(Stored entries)

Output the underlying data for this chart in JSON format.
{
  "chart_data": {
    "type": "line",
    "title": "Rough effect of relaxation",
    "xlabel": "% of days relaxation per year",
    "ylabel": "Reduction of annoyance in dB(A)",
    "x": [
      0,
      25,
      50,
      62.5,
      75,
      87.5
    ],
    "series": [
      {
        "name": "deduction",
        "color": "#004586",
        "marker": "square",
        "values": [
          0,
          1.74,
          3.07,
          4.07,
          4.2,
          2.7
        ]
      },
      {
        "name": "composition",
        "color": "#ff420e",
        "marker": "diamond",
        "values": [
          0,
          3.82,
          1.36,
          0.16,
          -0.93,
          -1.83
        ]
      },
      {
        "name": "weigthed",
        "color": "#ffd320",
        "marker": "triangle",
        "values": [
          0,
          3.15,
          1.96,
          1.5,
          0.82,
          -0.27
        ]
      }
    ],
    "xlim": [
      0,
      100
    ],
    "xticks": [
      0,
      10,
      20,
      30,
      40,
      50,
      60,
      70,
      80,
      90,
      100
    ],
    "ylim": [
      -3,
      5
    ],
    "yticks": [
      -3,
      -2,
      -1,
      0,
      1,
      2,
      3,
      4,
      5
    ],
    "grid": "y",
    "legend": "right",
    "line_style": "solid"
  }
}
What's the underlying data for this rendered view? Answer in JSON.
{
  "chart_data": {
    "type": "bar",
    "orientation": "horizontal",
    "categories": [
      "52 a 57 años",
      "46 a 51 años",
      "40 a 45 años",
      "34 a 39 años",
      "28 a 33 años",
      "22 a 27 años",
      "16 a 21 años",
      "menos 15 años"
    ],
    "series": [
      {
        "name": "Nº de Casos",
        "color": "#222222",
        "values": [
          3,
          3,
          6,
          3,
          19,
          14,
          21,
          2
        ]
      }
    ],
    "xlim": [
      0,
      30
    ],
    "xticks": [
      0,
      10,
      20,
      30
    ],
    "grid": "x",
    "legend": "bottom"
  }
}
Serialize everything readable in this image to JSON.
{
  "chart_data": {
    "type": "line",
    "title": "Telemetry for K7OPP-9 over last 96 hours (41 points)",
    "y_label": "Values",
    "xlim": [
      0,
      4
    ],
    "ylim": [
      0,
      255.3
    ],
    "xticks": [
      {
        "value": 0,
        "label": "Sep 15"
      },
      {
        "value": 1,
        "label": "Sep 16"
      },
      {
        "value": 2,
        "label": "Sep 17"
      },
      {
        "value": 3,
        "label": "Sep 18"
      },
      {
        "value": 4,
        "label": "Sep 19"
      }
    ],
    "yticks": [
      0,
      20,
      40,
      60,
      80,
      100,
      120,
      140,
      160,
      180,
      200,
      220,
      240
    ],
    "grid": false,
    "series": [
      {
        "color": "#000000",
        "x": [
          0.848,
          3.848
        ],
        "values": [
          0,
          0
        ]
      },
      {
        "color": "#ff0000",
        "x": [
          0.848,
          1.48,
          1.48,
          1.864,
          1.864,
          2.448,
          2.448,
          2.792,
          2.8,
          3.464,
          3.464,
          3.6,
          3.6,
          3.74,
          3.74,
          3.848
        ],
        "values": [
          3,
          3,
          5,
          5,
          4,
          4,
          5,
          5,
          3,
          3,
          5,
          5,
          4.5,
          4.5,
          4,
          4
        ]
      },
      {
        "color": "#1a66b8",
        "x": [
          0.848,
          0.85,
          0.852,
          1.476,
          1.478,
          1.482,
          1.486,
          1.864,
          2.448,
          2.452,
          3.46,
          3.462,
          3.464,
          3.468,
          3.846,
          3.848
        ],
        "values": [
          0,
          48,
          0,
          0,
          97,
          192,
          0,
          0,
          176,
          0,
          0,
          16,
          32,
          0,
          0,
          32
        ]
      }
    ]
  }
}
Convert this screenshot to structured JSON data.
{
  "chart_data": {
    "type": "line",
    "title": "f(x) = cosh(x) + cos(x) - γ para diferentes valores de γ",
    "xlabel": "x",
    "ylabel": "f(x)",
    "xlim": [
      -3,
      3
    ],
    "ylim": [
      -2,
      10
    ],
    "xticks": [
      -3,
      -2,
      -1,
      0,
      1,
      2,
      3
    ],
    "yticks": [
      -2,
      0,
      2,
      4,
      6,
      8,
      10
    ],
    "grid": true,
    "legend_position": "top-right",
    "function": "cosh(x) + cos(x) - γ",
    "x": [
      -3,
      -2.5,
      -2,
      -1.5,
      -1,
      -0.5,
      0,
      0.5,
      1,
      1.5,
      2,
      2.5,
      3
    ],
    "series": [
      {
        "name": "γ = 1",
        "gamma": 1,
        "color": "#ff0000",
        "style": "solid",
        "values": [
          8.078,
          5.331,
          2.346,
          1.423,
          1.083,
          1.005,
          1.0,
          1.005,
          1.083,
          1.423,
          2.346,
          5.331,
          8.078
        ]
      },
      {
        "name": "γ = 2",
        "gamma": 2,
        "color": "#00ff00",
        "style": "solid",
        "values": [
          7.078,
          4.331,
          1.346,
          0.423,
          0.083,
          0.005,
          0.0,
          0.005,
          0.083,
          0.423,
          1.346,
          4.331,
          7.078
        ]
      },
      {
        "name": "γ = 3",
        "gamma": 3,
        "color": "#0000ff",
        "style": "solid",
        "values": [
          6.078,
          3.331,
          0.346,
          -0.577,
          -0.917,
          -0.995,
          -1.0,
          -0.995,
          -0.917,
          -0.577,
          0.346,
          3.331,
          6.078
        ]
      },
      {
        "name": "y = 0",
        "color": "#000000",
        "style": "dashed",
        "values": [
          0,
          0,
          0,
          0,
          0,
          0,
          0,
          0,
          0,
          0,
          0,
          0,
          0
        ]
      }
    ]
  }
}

**Objective**: From the records above, extract each line exactly as shown.

**Answer to this task**:
Output the underlying data for this chart in JSON format.
{
  "chart_data": {
    "type": "line",
    "title": "Rough effect of relaxation",
    "xlabel": "% of days relaxation per year",
    "ylabel": "Reduction of annoyance in dB(A)",
    "x": [
      0,
      25,
      50,
      62.5,
      75,
      87.5
    ],
    "series": [
      {
        "name": "deduction",
        "color": "#004586",
        "marker": "square",
        "values": [
          0,
          1.74,
          3.07,
          4.07,
          4.2,
          2.7
        ]
      },
      {
        "name": "composition",
        "color": "#ff420e",
        "marker": "diamond",
        "values": [
          0,
          3.82,
          1.36,
          0.16,
          -0.93,
          -1.83
        ]
      },
      {
        "name": "weigthed",
        "color": "#ffd320",
        "marker": "triangle",
        "values": [
          0,
          3.15,
          1.96,
          1.5,
          0.82,
          -0.27
        ]
      }
    ],
    "xlim": [
      0,
      100
    ],
    "xticks": [
      0,
      10,
      20,
      30,
      40,
      50,
      60,
      70,
      80,
      90,
      100
    ],
    "ylim": [
      -3,
      5
    ],
    "yticks": [
      -3,
      -2,
      -1,
      0,
      1,
      2,
      3,
      4,
      5
    ],
    "grid": "y",
    "legend": "right",
    "line_style": "solid"
  }
}
What's the underlying data for this rendered view? Answer in JSON.
{
  "chart_data": {
    "type": "bar",
    "orientation": "horizontal",
    "categories": [
      "52 a 57 años",
      "46 a 51 años",
      "40 a 45 años",
      "34 a 39 años",
      "28 a 33 años",
      "22 a 27 años",
      "16 a 21 años",
      "menos 15 años"
    ],
    "series": [
      {
        "name": "Nº de Casos",
        "color": "#222222",
        "values": [
          3,
          3,
          6,
          3,
          19,
          14,
          21,
          2
        ]
      }
    ],
    "xlim": [
      0,
      30
    ],
    "xticks": [
      0,
      10,
      20,
      30
    ],
    "grid": "x",
    "legend": "bottom"
  }
}
Serialize everything readable in this image to JSON.
{
  "chart_data": {
    "type": "line",
    "title": "Telemetry for K7OPP-9 over last 96 hours (41 points)",
    "y_label": "Values",
    "xlim": [
      0,
      4
    ],
    "ylim": [
      0,
      255.3
    ],
    "xticks": [
      {
        "value": 0,
        "label": "Sep 15"
      },
      {
        "value": 1,
        "label": "Sep 16"
      },
      {
        "value": 2,
        "label": "Sep 17"
      },
      {
        "value": 3,
        "label": "Sep 18"
      },
      {
        "value": 4,
        "label": "Sep 19"
      }
    ],
    "yticks": [
      0,
      20,
      40,
      60,
      80,
      100,
      120,
      140,
      160,
      180,
      200,
      220,
      240
    ],
    "grid": false,
    "series": [
      {
        "color": "#000000",
        "x": [
          0.848,
          3.848
        ],
        "values": [
          0,
          0
        ]
      },
      {
        "color": "#ff0000",
        "x": [
          0.848,
          1.48,
          1.48,
          1.864,
          1.864,
          2.448,
          2.448,
          2.792,
          2.8,
          3.464,
          3.464,
          3.6,
          3.6,
          3.74,
          3.74,
          3.848
        ],
        "values": [
          3,
          3,
          5,
          5,
          4,
          4,
          5,
          5,
          3,
          3,
          5,
          5,
          4.5,
          4.5,
          4,
          4
        ]
      },
      {
        "color": "#1a66b8",
        "x": [
          0.848,
          0.85,
          0.852,
          1.476,
          1.478,
          1.482,
          1.486,
          1.864,
          2.448,
          2.452,
          3.46,
          3.462,
          3.464,
          3.468,
          3.846,
          3.848
        ],
        "values": [
          0,
          48,
          0,
          0,
          97,
          192,
          0,
          0,
          176,
          0,
          0,
          16,
          32,
          0,
          0,
          32
        ]
      }
    ]
  }
}
Convert this screenshot to structured JSON data.
{
  "chart_data": {
    "type": "line",
    "title": "f(x) = cosh(x) + cos(x) - γ para diferentes valores de γ",
    "xlabel": "x",
    "ylabel": "f(x)",
    "xlim": [
      -3,
      3
    ],
    "ylim": [
      -2,
      10
    ],
    "xticks": [
      -3,
      -2,
      -1,
      0,
      1,
      2,
      3
    ],
    "yticks": [
      -2,
      0,
      2,
      4,
      6,
      8,
      10
    ],
    "grid": true,
    "legend_position": "top-right",
    "function": "cosh(x) + cos(x) - γ",
    "x": [
      -3,
      -2.5,
      -2,
      -1.5,
      -1,
      -0.5,
      0,
      0.5,
      1,
      1.5,
      2,
      2.5,
      3
    ],
    "series": [
      {
        "name": "γ = 1",
        "gamma": 1,
        "color": "#ff0000",
        "style": "solid",
        "values": [
          8.078,
          5.331,
          2.346,
          1.423,
          1.083,
          1.005,
          1.0,
          1.005,
          1.083,
          1.423,
          2.346,
          5.331,
          8.078
        ]
      },
      {
        "name": "γ = 2",
        "gamma": 2,
        "color": "#00ff00",
        "style": "solid",
        "values": [
          7.078,
          4.331,
          1.346,
          0.423,
          0.083,
          0.005,
          0.0,
          0.005,
          0.083,
          0.423,
          1.346,
          4.331,
          7.078
        ]
      },
      {
        "name": "γ = 3",
        "gamma": 3,
        "color": "#0000ff",
        "style": "solid",
        "values": [
          6.078,
          3.331,
          0.346,
          -0.577,
          -0.917,
          -0.995,
          -1.0,
          -0.995,
          -0.917,
          -0.577,
          0.346,
          3.331,
          6.078
        ]
      },
      {
        "name": "y = 0",
        "color": "#000000",
        "style": "dashed",
        "values": [
          0,
          0,
          0,
          0,
          0,
          0,
          0,
          0,
          0,
          0,
          0,
          0,
          0
        ]
      }
    ]
  }
}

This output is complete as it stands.